■ Stored rows
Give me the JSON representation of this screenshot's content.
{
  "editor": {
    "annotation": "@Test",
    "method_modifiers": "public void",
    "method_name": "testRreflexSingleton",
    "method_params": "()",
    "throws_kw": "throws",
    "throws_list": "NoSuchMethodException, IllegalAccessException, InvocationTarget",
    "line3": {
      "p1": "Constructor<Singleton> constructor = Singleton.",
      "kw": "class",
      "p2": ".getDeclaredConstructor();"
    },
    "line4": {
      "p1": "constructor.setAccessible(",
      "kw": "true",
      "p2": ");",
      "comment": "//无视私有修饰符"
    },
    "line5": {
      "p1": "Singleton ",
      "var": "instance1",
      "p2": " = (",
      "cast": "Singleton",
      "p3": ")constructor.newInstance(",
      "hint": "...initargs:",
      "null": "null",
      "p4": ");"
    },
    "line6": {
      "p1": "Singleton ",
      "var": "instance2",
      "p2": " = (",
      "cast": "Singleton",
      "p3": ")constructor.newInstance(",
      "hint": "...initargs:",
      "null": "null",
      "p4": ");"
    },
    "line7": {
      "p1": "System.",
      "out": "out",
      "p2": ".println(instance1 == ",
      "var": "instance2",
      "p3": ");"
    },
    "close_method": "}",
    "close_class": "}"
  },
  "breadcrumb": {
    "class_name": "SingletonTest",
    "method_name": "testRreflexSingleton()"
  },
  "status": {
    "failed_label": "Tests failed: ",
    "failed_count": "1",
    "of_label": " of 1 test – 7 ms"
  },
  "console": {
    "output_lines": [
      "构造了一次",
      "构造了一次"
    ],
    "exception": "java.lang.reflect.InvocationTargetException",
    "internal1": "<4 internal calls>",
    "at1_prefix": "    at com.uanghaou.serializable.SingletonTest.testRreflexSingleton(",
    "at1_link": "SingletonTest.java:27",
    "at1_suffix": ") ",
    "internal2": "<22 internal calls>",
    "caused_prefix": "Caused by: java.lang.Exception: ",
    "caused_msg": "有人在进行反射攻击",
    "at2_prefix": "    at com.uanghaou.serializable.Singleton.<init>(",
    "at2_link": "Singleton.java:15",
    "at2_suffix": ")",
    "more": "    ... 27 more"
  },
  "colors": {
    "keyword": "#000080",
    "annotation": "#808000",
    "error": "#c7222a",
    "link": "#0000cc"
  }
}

■ Your goal
Would you reproduce the material above in full, exactly as given?

■ Exercise answer
Give me the JSON representation of this screenshot's content.
{
  "editor": {
    "annotation": "@Test",
    "method_modifiers": "public void",
    "method_name": "testRreflexSingleton",
    "method_params": "()",
    "throws_kw": "throws",
    "throws_list": "NoSuchMethodException, IllegalAccessException, InvocationTarget",
    "line3": {
      "p1": "Constructor<Singleton> constructor = Singleton.",
      "kw": "class",
      "p2": ".getDeclaredConstructor();"
    },
    "line4": {
      "p1": "constructor.setAccessible(",
      "kw": "true",
      "p2": ");",
      "comment": "//无视私有修饰符"
    },
    "line5": {
      "p1": "Singleton ",
      "var": "instance1",
      "p2": " = (",
      "cast": "Singleton",
      "p3": ")constructor.newInstance(",
      "hint": "...initargs:",
      "null": "null",
      "p4": ");"
    },
    "line6": {
      "p1": "Singleton ",
      "var": "instance2",
      "p2": " = (",
      "cast": "Singleton",
      "p3": ")constructor.newInstance(",
      "hint": "...initargs:",
      "null": "null",
      "p4": ");"
    },
    "line7": {
      "p1": "System.",
      "out": "out",
      "p2": ".println(instance1 == ",
      "var": "instance2",
      "p3": ");"
    },
    "close_method": "}",
    "close_class": "}"
  },
  "breadcrumb": {
    "class_name": "SingletonTest",
    "method_name": "testRreflexSingleton()"
  },
  "status": {
    "failed_label": "Tests failed: ",
    "failed_count": "1",
    "of_label": " of 1 test – 7 ms"
  },
  "console": {
    "output_lines": [
      "构造了一次",
      "构造了一次"
    ],
    "exception": "java.lang.reflect.InvocationTargetException",
    "internal1": "<4 internal calls>",
    "at1_prefix": "    at com.uanghaou.serializable.SingletonTest.testRreflexSingleton(",
    "at1_link": "SingletonTest.java:27",
    "at1_suffix": ") ",
    "internal2": "<22 internal calls>",
    "caused_prefix": "Caused by: java.lang.Exception: ",
    "caused_msg": "有人在进行反射攻击",
    "at2_prefix": "    at com.uanghaou.serializable.Singleton.<init>(",
    "at2_link": "Singleton.java:15",
    "at2_suffix": ")",
    "more": "    ... 27 more"
  },
  "colors": {
    "keyword": "#000080",
    "annotation": "#808000",
    "error": "#c7222a",
    "link": "#0000cc"
  }
}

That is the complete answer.